_SHORT EXERCISE A:_ In the road trip article below, list the features it names for a high-end trip with a luxury tour operator such as Black Tomato.

——

First Free Story (1 of 3)Join Skift Pro
The Future of American Road Trips is a three-part deep dive examining why vacationers hit the road, where they spend their money, and how travel brands evolve alongside the vehicles that make road trips possible. Check out part one, part two, and part three.
Personalization is key in travel, fostering loyalty in unique ways. But most road trips aren’t being sold by a company — American road trips have long been DIY.
For so many American travelers, road trip personalization is easily done at little cost. Seventy-six percent of domestic trips in 2016 relied on the traveler’s own vehicle as the primary mode of transportation, according to the U.S. Travel Association’s 2017 Domestic Travel Market Report. Then drivers can hook up Pandora, bring Hulu on a tablet, log into Netflix on the hotel room’s Roku, rely on Waze for intel, and get Yelp reviews anywhere imaginable.
But companies are increasingly finding innovative ways to accomodate road trippers at both ends of the economic spectrum.
Mid-range travelers, who can upgrade from DIY but can’t afford luxury, can turn to a tour operator like Auto Tours USA. Many options hover around $1,500–$3,000 per person, but unlike a more exclusive experience, these trips can be recreated without the middle man, if the traveler is willing to do the research and comparison shopping. Longstanding operator Trafalgar offers a Route 66 tour for just a slightly higher price.
International visitors are different altogether. They’re likely not shipping their cars to the states, and may be unfamiliar with the territory, so a tour operator can help shape the experience and make it feel accessible.
With a tour operator, the more a traveler spends, the more possible and complex personalization becomes. This is what leads luxury tour operators like Black Tomato to offer an “ultimate wild west road trip” for over $12,000, excluding flights, plus another through the Florida Keys for just over $5,000. Think high-end vehicles, six-star hotels, private guides, helicopter tours, and champagne toasts.
Luxury Road Trips Lure International Tourists
Luxury road trippers expect high levels of personalization, according to Sam Highley of All Roads North. Plus, nostalgia is especially influential among Highley’s international clients.
“There’s just this amazing heritage and folklore, from Lewis and Clark, Steinbeck, Kerouac, all these great migrations of people throughout the country, the history of Route 66,” said Highley. “That still draws a lot of people, certainly international travelers.”
More than half of the All Roads North clientele is actually American, though this happened unexpectedly. Highley, originally from the UK, started out marketing exclusively to the international market and he said American clients just came along organically.
The company’s three biggest demographics are families, empty nesters, and Gen Xers without kids — millennials aren’t high-earning enough yet, as the average cost hovers around $20,000 per trip. Highley reported that demand is doubling each year for the four-year-old company.

——

_SHORT EXERCISE B:_ Give as a numbered list the part of the rows below that opens with their first line and closes with the line containing "- crossword-cell[interactable]: [663, 574, 752, 664]", leaving out any blank lines.

——

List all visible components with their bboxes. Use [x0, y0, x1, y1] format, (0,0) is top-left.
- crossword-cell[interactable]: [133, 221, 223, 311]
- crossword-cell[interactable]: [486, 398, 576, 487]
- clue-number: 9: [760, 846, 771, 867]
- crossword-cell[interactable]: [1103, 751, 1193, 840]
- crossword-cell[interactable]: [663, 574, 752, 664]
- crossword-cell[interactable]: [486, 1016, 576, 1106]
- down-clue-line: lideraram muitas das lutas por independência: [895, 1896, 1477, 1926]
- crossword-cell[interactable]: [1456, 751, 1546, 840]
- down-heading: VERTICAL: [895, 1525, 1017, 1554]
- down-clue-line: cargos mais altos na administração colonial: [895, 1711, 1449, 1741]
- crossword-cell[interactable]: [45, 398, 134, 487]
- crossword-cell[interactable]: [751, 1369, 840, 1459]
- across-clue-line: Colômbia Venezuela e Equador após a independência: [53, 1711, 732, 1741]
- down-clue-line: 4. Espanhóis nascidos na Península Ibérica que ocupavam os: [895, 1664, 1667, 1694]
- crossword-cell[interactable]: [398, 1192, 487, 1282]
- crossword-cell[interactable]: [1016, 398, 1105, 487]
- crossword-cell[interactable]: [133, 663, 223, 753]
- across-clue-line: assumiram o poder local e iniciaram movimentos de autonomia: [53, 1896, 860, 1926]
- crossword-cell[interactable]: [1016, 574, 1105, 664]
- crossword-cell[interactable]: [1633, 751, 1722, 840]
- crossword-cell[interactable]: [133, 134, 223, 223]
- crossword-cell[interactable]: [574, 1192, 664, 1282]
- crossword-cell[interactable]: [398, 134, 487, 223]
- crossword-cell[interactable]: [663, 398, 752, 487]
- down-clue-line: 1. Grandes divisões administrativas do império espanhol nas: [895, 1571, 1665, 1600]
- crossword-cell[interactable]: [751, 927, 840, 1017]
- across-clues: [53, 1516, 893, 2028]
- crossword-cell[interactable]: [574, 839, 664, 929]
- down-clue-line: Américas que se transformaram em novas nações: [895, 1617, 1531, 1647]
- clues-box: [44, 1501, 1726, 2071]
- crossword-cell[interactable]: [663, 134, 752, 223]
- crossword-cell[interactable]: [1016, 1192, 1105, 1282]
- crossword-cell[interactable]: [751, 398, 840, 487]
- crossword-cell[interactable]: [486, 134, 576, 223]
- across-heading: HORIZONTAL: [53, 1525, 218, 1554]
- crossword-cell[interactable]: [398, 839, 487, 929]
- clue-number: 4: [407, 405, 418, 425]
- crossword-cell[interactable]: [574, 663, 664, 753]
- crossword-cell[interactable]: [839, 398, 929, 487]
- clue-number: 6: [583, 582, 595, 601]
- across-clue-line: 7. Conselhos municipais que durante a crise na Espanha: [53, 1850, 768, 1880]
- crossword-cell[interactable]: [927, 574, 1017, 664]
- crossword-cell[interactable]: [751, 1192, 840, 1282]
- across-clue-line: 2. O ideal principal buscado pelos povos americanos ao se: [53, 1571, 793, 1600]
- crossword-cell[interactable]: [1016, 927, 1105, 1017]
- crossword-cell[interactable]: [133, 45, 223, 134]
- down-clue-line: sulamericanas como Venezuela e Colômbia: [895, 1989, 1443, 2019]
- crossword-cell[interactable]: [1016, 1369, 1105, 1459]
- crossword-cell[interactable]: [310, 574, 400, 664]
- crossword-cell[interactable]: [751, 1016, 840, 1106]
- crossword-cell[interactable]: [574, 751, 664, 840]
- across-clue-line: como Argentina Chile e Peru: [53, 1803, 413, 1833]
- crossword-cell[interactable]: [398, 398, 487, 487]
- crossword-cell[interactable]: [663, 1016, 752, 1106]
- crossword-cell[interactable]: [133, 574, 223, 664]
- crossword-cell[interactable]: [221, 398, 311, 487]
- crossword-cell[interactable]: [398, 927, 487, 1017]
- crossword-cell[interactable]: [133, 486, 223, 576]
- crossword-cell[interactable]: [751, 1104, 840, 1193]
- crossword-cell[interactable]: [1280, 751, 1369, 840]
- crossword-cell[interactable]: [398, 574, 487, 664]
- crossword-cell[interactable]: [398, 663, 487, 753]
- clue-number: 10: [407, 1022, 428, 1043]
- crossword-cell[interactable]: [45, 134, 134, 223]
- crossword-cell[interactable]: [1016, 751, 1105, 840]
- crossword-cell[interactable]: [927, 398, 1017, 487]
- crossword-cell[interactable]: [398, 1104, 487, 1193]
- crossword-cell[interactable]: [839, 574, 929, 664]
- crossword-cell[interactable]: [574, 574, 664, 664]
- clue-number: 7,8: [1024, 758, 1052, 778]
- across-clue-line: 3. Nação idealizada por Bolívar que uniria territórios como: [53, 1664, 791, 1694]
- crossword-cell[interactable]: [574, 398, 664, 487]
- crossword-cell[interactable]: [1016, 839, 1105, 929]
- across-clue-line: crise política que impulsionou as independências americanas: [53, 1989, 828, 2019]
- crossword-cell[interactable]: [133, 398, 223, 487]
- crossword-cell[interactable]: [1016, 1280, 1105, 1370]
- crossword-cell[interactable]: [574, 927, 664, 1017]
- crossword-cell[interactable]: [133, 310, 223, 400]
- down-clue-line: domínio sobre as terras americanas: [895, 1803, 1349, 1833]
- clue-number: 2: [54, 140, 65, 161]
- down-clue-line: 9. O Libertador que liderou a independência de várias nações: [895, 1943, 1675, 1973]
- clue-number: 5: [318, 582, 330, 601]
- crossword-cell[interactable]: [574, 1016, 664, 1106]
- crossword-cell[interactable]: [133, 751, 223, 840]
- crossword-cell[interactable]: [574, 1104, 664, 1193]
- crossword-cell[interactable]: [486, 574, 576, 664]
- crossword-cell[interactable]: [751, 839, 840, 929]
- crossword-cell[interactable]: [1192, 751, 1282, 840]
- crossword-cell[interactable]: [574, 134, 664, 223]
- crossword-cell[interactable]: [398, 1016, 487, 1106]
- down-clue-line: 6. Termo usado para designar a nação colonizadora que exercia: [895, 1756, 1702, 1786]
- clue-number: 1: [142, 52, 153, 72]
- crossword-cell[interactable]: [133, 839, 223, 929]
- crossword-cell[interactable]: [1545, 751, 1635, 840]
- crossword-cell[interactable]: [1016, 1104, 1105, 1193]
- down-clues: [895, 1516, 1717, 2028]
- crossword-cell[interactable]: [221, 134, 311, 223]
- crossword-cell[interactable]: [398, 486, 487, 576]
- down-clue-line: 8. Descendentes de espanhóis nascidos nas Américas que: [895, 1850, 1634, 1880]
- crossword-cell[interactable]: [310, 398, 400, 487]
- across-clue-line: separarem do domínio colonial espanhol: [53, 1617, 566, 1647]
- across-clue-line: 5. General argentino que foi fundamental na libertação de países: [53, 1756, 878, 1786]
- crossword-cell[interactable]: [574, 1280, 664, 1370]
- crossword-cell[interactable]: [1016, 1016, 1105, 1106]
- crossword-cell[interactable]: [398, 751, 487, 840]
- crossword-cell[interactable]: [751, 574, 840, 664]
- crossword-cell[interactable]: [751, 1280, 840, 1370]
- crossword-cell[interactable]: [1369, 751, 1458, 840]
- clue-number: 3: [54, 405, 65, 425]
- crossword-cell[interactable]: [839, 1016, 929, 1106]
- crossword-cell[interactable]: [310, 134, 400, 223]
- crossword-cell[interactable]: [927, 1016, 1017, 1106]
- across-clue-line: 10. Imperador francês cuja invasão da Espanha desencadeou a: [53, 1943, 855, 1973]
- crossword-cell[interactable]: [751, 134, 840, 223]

——

_WRITTEN RESPONSE A:_
- High-end vehicles
- Six-star hotels
- Private guides
- Helicopter tours
- Champagne toasts

_WRITTEN RESPONSE B:_
1. List all visible components with their bboxes. Use [x0, y0, x1, y1] format, (0,0) is top-left.
2. - crossword-cell[interactable]: [133, 221, 223, 311]
3. - crossword-cell[interactable]: [486, 398, 576, 487]
4. - clue-number: 9: [760, 846, 771, 867]
5. - crossword-cell[interactable]: [1103, 751, 1193, 840]
6. - crossword-cell[interactable]: [663, 574, 752, 664]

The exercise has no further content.